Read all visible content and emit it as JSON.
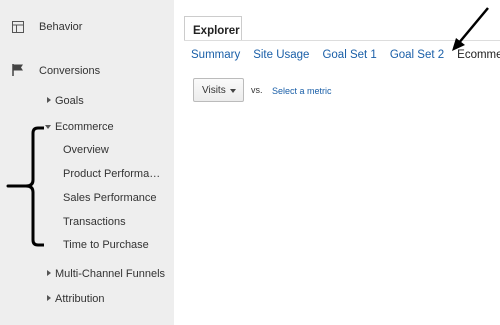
{
  "sidebar": {
    "behavior": "Behavior",
    "conversions": "Conversions",
    "goals": "Goals",
    "ecommerce": "Ecommerce",
    "overview": "Overview",
    "product_performance": "Product Performa…",
    "sales_performance": "Sales Performance",
    "transactions": "Transactions",
    "time_to_purchase": "Time to Purchase",
    "multi_channel_funnels": "Multi-Channel Funnels",
    "attribution": "Attribution"
  },
  "main": {
    "tab": "Explorer",
    "subtabs": [
      "Summary",
      "Site Usage",
      "Goal Set 1",
      "Goal Set 2",
      "Ecommerce"
    ],
    "active_subtab": "Ecommerce",
    "metric_select": "Visits",
    "vs": "vs.",
    "select_metric": "Select a metric"
  },
  "colors": {
    "sidebar_bg": "#eeeeee",
    "link": "#1a5fa8"
  }
}
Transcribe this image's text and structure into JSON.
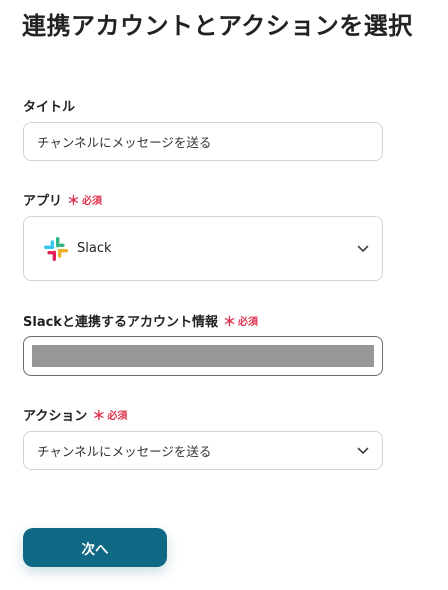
{
  "page": {
    "title": "連携アカウントとアクションを選択"
  },
  "required_mark": "＊",
  "required_text": "必須",
  "fields": {
    "title": {
      "label": "タイトル",
      "value": "チャンネルにメッセージを送る"
    },
    "app": {
      "label": "アプリ",
      "value": "Slack",
      "icon": "slack-logo-icon"
    },
    "account": {
      "label": "Slackと連携するアカウント情報",
      "masked": true
    },
    "action": {
      "label": "アクション",
      "value": "チャンネルにメッセージを送る"
    }
  },
  "buttons": {
    "next_label": "次へ"
  },
  "colors": {
    "accent": "#0f6884",
    "required": "#e0344e",
    "border": "#cfd5db",
    "masked_bar": "#979797"
  }
}
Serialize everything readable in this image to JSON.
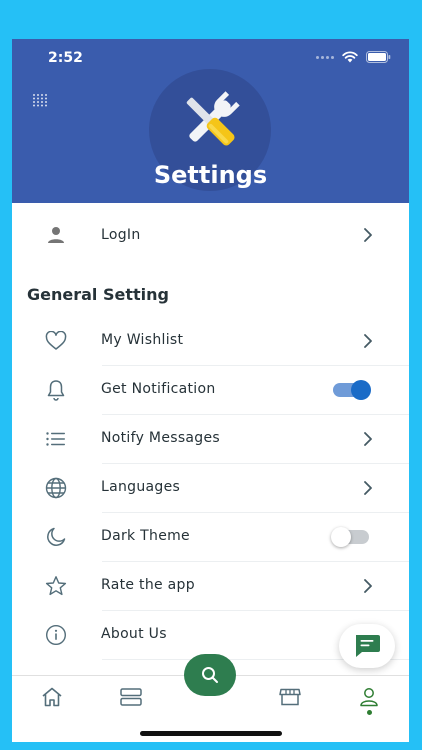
{
  "status_bar": {
    "time": "2:52"
  },
  "header": {
    "title": "Settings"
  },
  "login": {
    "label": "LogIn"
  },
  "general": {
    "section_title": "General Setting",
    "items": [
      {
        "label": "My Wishlist",
        "icon": "heart-icon",
        "control": "chevron"
      },
      {
        "label": "Get Notification",
        "icon": "bell-icon",
        "control": "toggle",
        "on": true
      },
      {
        "label": "Notify Messages",
        "icon": "list-icon",
        "control": "chevron"
      },
      {
        "label": "Languages",
        "icon": "globe-icon",
        "control": "chevron"
      },
      {
        "label": "Dark Theme",
        "icon": "moon-icon",
        "control": "toggle",
        "on": false
      },
      {
        "label": "Rate the app",
        "icon": "star-icon",
        "control": "chevron"
      },
      {
        "label": "About Us",
        "icon": "info-icon",
        "control": "none"
      }
    ]
  },
  "bottom_nav": {
    "items": [
      "home-icon",
      "categories-icon",
      "search-icon",
      "store-icon",
      "profile-icon"
    ],
    "active": "profile-icon"
  },
  "colors": {
    "header_bg": "#3a5cad",
    "page_bg": "#25c0f6",
    "accent_green": "#2e7d4f",
    "toggle_on": "#1a6bc7"
  }
}
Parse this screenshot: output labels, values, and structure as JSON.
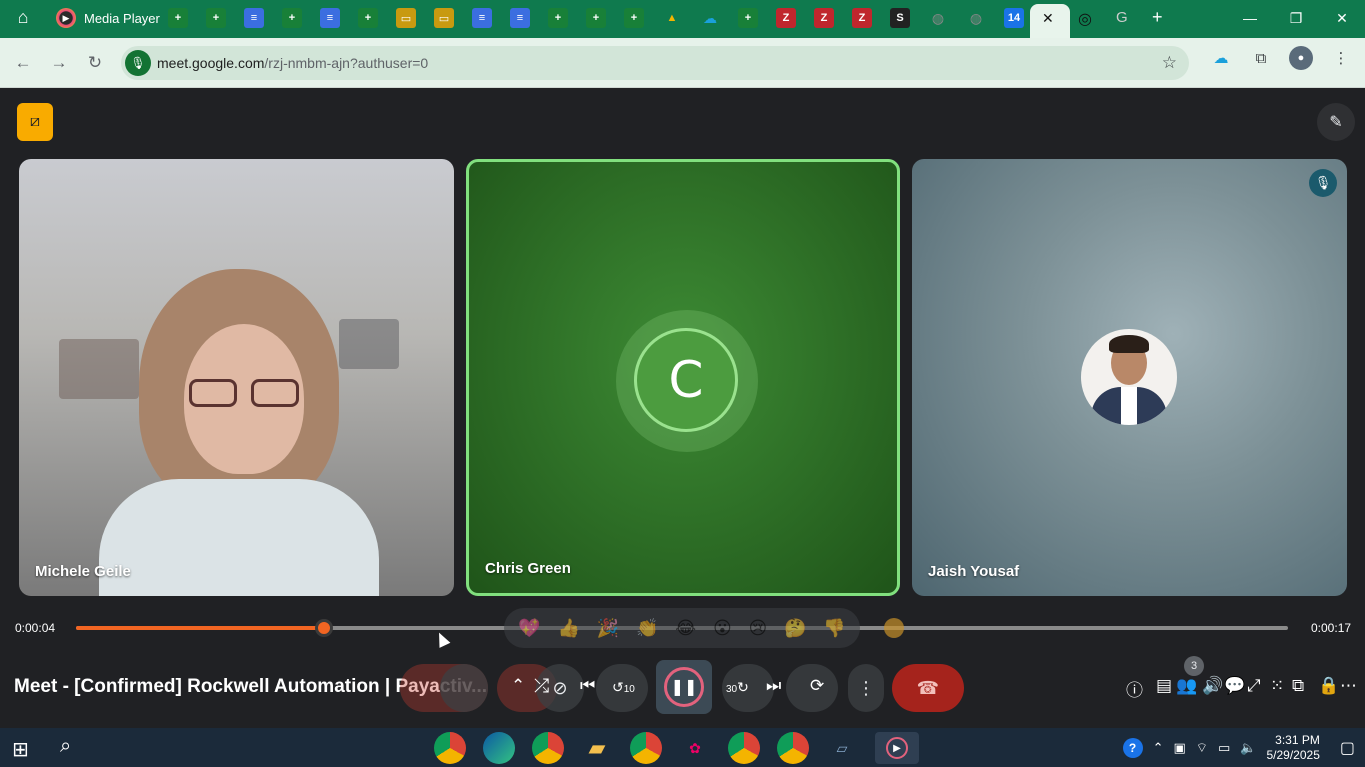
{
  "titlebar": {
    "app_name": "Media Player",
    "tabs": [
      {
        "icon": "sheets-icon"
      },
      {
        "icon": "sheets-icon"
      },
      {
        "icon": "docs-icon"
      },
      {
        "icon": "sheets-icon"
      },
      {
        "icon": "docs-icon"
      },
      {
        "icon": "sheets-icon"
      },
      {
        "icon": "slides-icon"
      },
      {
        "icon": "slides-icon"
      },
      {
        "icon": "docs-icon"
      },
      {
        "icon": "docs-icon"
      },
      {
        "icon": "sheets-icon"
      },
      {
        "icon": "sheets-icon"
      },
      {
        "icon": "sheets-icon"
      },
      {
        "icon": "drive-icon"
      },
      {
        "icon": "salesforce-icon"
      },
      {
        "icon": "sheets-icon"
      },
      {
        "icon": "zoho-icon"
      },
      {
        "icon": "zoho-icon"
      },
      {
        "icon": "zoho-icon"
      },
      {
        "icon": "s-icon"
      },
      {
        "icon": "globe-icon"
      },
      {
        "icon": "globe-icon"
      },
      {
        "icon": "calendar-icon"
      }
    ],
    "calendar_day": "14"
  },
  "addressbar": {
    "url_host": "meet.google.com",
    "url_path": "/rzj-nmbm-ajn?authuser=0"
  },
  "participants": [
    {
      "name": "Michele Geile"
    },
    {
      "name": "Chris Green",
      "initial": "C"
    },
    {
      "name": "Jaish Yousaf"
    }
  ],
  "player": {
    "current_time": "0:00:04",
    "total_time": "0:00:17",
    "progress": 0.205,
    "title": "Meet - [Confirmed] Rockwell Automation | Payactiv...",
    "skip_back_label": "10",
    "skip_forward_label": "30",
    "participants_count": "3"
  },
  "reactions": [
    "💖",
    "👍",
    "🎉",
    "👏",
    "😂",
    "😮",
    "😢",
    "🤔",
    "👎"
  ],
  "taskbar": {
    "time": "3:31 PM",
    "date": "5/29/2025"
  },
  "colors": {
    "seek_accent": "#f26522",
    "active_speaker_border": "#81e07e",
    "hangup": "#a5231c",
    "meet_background": "#202124"
  }
}
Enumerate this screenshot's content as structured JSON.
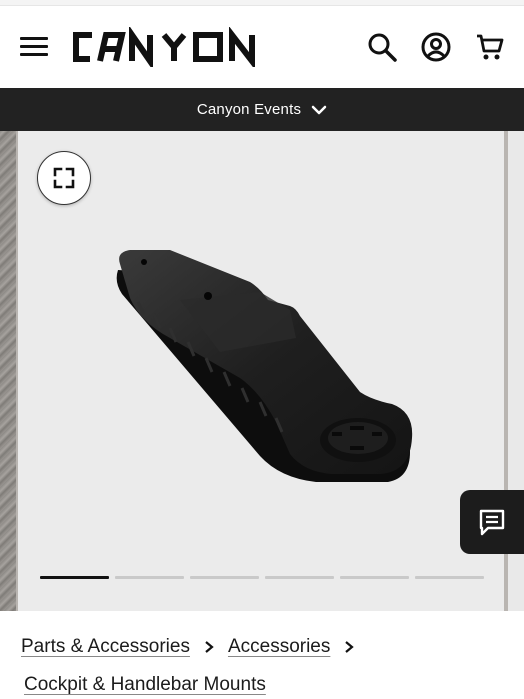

------

All the material shown above is to be copied exactly, with no pictures carried over.

__Problem solution__
Read all visible content and emit it as JSON.
{
  "sidebar": {
    "behavior": "Behavior",
    "conversions": "Conversions",
    "goals": "Goals",
    "ecommerce": "Ecommerce",
    "overview": "Overview",
    "product_performance": "Product Performa…",
    "sales_performance": "Sales Performance",
    "transactions": "Transactions",
    "time_to_purchase": "Time to Purchase",
    "multi_channel_funnels": "Multi-Channel Funnels",
    "attribution": "Attribution"
  },
  "main": {
    "tab": "Explorer",
    "subtabs": [
      "Summary",
      "Site Usage",
      "Goal Set 1",
      "Goal Set 2",
      "Ecommerce"
    ],
    "active_subtab": "Ecommerce",
    "metric_select": "Visits",
    "vs": "vs.",
    "select_metric": "Select a metric"
  },
  "colors": {
    "sidebar_bg": "#eeeeee",
    "link": "#1a5fa8"
  }
}
Transcribe this image's text and structure into JSON.
{
  "page": {
    "title": "連携アカウントとアクションを選択"
  },
  "required_mark": "＊",
  "required_text": "必須",
  "fields": {
    "title": {
      "label": "タイトル",
      "value": "チャンネルにメッセージを送る"
    },
    "app": {
      "label": "アプリ",
      "value": "Slack",
      "icon": "slack-logo-icon"
    },
    "account": {
      "label": "Slackと連携するアカウント情報",
      "masked": true
    },
    "action": {
      "label": "アクション",
      "value": "チャンネルにメッセージを送る"
    }
  },
  "buttons": {
    "next_label": "次へ"
  },
  "colors": {
    "accent": "#0f6884",
    "required": "#e0344e",
    "border": "#cfd5db",
    "masked_bar": "#979797"
  }
}
Serialize everything readable in this image to JSON.
{
  "status_bar": {
    "time": "2:52"
  },
  "header": {
    "title": "Settings"
  },
  "login": {
    "label": "LogIn"
  },
  "general": {
    "section_title": "General Setting",
    "items": [
      {
        "label": "My Wishlist",
        "icon": "heart-icon",
        "control": "chevron"
      },
      {
        "label": "Get Notification",
        "icon": "bell-icon",
        "control": "toggle",
        "on": true
      },
      {
        "label": "Notify Messages",
        "icon": "list-icon",
        "control": "chevron"
      },
      {
        "label": "Languages",
        "icon": "globe-icon",
        "control": "chevron"
      },
      {
        "label": "Dark Theme",
        "icon": "moon-icon",
        "control": "toggle",
        "on": false
      },
      {
        "label": "Rate the app",
        "icon": "star-icon",
        "control": "chevron"
      },
      {
        "label": "About Us",
        "icon": "info-icon",
        "control": "none"
      }
    ]
  },
  "bottom_nav": {
    "items": [
      "home-icon",
      "categories-icon",
      "search-icon",
      "store-icon",
      "profile-icon"
    ],
    "active": "profile-icon"
  },
  "colors": {
    "header_bg": "#3a5cad",
    "page_bg": "#25c0f6",
    "accent_green": "#2e7d4f",
    "toggle_on": "#1a6bc7"
  }
}
Parse this screenshot: output labels, values, and structure as JSON.
{
  "titlebar": {
    "app_name": "Media Player",
    "tabs": [
      {
        "icon": "sheets-icon"
      },
      {
        "icon": "sheets-icon"
      },
      {
        "icon": "docs-icon"
      },
      {
        "icon": "sheets-icon"
      },
      {
        "icon": "docs-icon"
      },
      {
        "icon": "sheets-icon"
      },
      {
        "icon": "slides-icon"
      },
      {
        "icon": "slides-icon"
      },
      {
        "icon": "docs-icon"
      },
      {
        "icon": "docs-icon"
      },
      {
        "icon": "sheets-icon"
      },
      {
        "icon": "sheets-icon"
      },
      {
        "icon": "sheets-icon"
      },
      {
        "icon": "drive-icon"
      },
      {
        "icon": "salesforce-icon"
      },
      {
        "icon": "sheets-icon"
      },
      {
        "icon": "zoho-icon"
      },
      {
        "icon": "zoho-icon"
      },
      {
        "icon": "zoho-icon"
      },
      {
        "icon": "s-icon"
      },
      {
        "icon": "globe-icon"
      },
      {
        "icon": "globe-icon"
      },
      {
        "icon": "calendar-icon"
      }
    ],
    "calendar_day": "14"
  },
  "addressbar": {
    "url_host": "meet.google.com",
    "url_path": "/rzj-nmbm-ajn?authuser=0"
  },
  "participants": [
    {
      "name": "Michele Geile"
    },
    {
      "name": "Chris Green",
      "initial": "C"
    },
    {
      "name": "Jaish Yousaf"
    }
  ],
  "player": {
    "current_time": "0:00:04",
    "total_time": "0:00:17",
    "progress": 0.205,
    "title": "Meet - [Confirmed] Rockwell Automation | Payactiv...",
    "skip_back_label": "10",
    "skip_forward_label": "30",
    "participants_count": "3"
  },
  "reactions": [
    "💖",
    "👍",
    "🎉",
    "👏",
    "😂",
    "😮",
    "😢",
    "🤔",
    "👎"
  ],
  "taskbar": {
    "time": "3:31 PM",
    "date": "5/29/2025"
  },
  "colors": {
    "seek_accent": "#f26522",
    "active_speaker_border": "#81e07e",
    "hangup": "#a5231c",
    "meet_background": "#202124"
  }
}
Enumerate this screenshot's content as structured JSON.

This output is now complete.